Given request: Each record must be reproduced exactly as it is shown.

BEGIN Stored records

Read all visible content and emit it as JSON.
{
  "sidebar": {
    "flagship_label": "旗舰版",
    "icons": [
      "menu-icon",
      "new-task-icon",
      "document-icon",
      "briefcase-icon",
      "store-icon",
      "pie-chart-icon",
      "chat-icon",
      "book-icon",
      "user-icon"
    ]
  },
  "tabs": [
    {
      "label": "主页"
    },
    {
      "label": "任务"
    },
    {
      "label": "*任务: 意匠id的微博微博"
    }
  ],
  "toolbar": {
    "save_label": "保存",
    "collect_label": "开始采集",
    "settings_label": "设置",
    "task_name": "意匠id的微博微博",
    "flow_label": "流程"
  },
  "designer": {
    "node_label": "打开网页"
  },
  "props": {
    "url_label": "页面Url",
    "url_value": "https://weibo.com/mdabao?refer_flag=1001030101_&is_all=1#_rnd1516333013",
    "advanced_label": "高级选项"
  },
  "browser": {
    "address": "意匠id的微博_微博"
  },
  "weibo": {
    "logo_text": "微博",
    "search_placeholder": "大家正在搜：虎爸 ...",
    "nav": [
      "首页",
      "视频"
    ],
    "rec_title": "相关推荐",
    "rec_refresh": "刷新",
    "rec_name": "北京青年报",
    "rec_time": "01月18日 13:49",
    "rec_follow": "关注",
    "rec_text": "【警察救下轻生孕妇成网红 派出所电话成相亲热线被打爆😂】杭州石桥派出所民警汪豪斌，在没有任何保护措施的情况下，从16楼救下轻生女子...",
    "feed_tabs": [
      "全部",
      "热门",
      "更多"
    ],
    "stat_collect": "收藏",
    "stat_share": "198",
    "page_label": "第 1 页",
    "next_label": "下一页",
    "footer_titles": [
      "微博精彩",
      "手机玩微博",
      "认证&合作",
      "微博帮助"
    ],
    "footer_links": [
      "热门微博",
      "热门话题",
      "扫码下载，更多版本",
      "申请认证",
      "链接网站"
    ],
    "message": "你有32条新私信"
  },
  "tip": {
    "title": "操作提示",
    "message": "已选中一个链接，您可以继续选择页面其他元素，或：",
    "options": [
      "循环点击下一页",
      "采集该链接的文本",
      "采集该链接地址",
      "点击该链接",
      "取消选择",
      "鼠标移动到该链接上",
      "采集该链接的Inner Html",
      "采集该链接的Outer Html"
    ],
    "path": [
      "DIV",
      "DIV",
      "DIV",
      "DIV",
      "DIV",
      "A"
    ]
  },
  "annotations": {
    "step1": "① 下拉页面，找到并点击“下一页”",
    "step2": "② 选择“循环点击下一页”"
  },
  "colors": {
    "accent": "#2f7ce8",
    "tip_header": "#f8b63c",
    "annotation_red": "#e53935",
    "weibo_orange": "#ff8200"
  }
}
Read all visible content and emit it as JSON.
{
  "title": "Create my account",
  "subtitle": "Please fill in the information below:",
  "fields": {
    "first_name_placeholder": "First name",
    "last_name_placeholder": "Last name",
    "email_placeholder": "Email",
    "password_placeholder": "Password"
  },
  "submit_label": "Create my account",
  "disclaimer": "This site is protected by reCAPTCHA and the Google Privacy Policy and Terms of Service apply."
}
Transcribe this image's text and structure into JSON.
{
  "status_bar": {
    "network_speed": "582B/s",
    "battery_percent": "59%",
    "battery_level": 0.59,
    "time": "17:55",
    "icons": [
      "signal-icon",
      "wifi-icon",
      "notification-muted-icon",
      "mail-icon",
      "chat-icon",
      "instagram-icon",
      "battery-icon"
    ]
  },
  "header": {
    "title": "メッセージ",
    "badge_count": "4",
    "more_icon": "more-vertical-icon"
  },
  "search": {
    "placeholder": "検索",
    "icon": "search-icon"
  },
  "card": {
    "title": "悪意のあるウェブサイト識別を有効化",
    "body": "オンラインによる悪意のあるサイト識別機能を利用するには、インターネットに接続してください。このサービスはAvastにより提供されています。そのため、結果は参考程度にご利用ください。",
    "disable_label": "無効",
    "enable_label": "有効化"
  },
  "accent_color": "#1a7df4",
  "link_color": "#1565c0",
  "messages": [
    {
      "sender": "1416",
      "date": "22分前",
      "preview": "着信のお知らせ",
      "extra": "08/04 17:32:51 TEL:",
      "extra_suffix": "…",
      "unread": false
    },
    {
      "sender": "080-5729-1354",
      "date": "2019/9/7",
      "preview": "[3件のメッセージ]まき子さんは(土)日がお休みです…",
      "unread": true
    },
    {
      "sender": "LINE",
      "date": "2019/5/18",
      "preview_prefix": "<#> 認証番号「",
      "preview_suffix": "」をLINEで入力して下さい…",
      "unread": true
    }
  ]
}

END Stored records

The response:
Read all visible content and emit it as JSON.
{
  "sidebar": {
    "flagship_label": "旗舰版",
    "icons": [
      "menu-icon",
      "new-task-icon",
      "document-icon",
      "briefcase-icon",
      "store-icon",
      "pie-chart-icon",
      "chat-icon",
      "book-icon",
      "user-icon"
    ]
  },
  "tabs": [
    {
      "label": "主页"
    },
    {
      "label": "任务"
    },
    {
      "label": "*任务: 意匠id的微博微博"
    }
  ],
  "toolbar": {
    "save_label": "保存",
    "collect_label": "开始采集",
    "settings_label": "设置",
    "task_name": "意匠id的微博微博",
    "flow_label": "流程"
  },
  "designer": {
    "node_label": "打开网页"
  },
  "props": {
    "url_label": "页面Url",
    "url_value": "https://weibo.com/mdabao?refer_flag=1001030101_&is_all=1#_rnd1516333013",
    "advanced_label": "高级选项"
  },
  "browser": {
    "address": "意匠id的微博_微博"
  },
  "weibo": {
    "logo_text": "微博",
    "search_placeholder": "大家正在搜：虎爸 ...",
    "nav": [
      "首页",
      "视频"
    ],
    "rec_title": "相关推荐",
    "rec_refresh": "刷新",
    "rec_name": "北京青年报",
    "rec_time": "01月18日 13:49",
    "rec_follow": "关注",
    "rec_text": "【警察救下轻生孕妇成网红 派出所电话成相亲热线被打爆😂】杭州石桥派出所民警汪豪斌，在没有任何保护措施的情况下，从16楼救下轻生女子...",
    "feed_tabs": [
      "全部",
      "热门",
      "更多"
    ],
    "stat_collect": "收藏",
    "stat_share": "198",
    "page_label": "第 1 页",
    "next_label": "下一页",
    "footer_titles": [
      "微博精彩",
      "手机玩微博",
      "认证&合作",
      "微博帮助"
    ],
    "footer_links": [
      "热门微博",
      "热门话题",
      "扫码下载，更多版本",
      "申请认证",
      "链接网站"
    ],
    "message": "你有32条新私信"
  },
  "tip": {
    "title": "操作提示",
    "message": "已选中一个链接，您可以继续选择页面其他元素，或：",
    "options": [
      "循环点击下一页",
      "采集该链接的文本",
      "采集该链接地址",
      "点击该链接",
      "取消选择",
      "鼠标移动到该链接上",
      "采集该链接的Inner Html",
      "采集该链接的Outer Html"
    ],
    "path": [
      "DIV",
      "DIV",
      "DIV",
      "DIV",
      "DIV",
      "A"
    ]
  },
  "annotations": {
    "step1": "① 下拉页面，找到并点击“下一页”",
    "step2": "② 选择“循环点击下一页”"
  },
  "colors": {
    "accent": "#2f7ce8",
    "tip_header": "#f8b63c",
    "annotation_red": "#e53935",
    "weibo_orange": "#ff8200"
  }
}
Read all visible content and emit it as JSON.
{
  "title": "Create my account",
  "subtitle": "Please fill in the information below:",
  "fields": {
    "first_name_placeholder": "First name",
    "last_name_placeholder": "Last name",
    "email_placeholder": "Email",
    "password_placeholder": "Password"
  },
  "submit_label": "Create my account",
  "disclaimer": "This site is protected by reCAPTCHA and the Google Privacy Policy and Terms of Service apply."
}
Transcribe this image's text and structure into JSON.
{
  "status_bar": {
    "network_speed": "582B/s",
    "battery_percent": "59%",
    "battery_level": 0.59,
    "time": "17:55",
    "icons": [
      "signal-icon",
      "wifi-icon",
      "notification-muted-icon",
      "mail-icon",
      "chat-icon",
      "instagram-icon",
      "battery-icon"
    ]
  },
  "header": {
    "title": "メッセージ",
    "badge_count": "4",
    "more_icon": "more-vertical-icon"
  },
  "search": {
    "placeholder": "検索",
    "icon": "search-icon"
  },
  "card": {
    "title": "悪意のあるウェブサイト識別を有効化",
    "body": "オンラインによる悪意のあるサイト識別機能を利用するには、インターネットに接続してください。このサービスはAvastにより提供されています。そのため、結果は参考程度にご利用ください。",
    "disable_label": "無効",
    "enable_label": "有効化"
  },
  "accent_color": "#1a7df4",
  "link_color": "#1565c0",
  "messages": [
    {
      "sender": "1416",
      "date": "22分前",
      "preview": "着信のお知らせ",
      "extra": "08/04 17:32:51 TEL:",
      "extra_suffix": "…",
      "unread": false
    },
    {
      "sender": "080-5729-1354",
      "date": "2019/9/7",
      "preview": "[3件のメッセージ]まき子さんは(土)日がお休みです…",
      "unread": true
    },
    {
      "sender": "LINE",
      "date": "2019/5/18",
      "preview_prefix": "<#> 認証番号「",
      "preview_suffix": "」をLINEで入力して下さい…",
      "unread": true
    }
  ]
}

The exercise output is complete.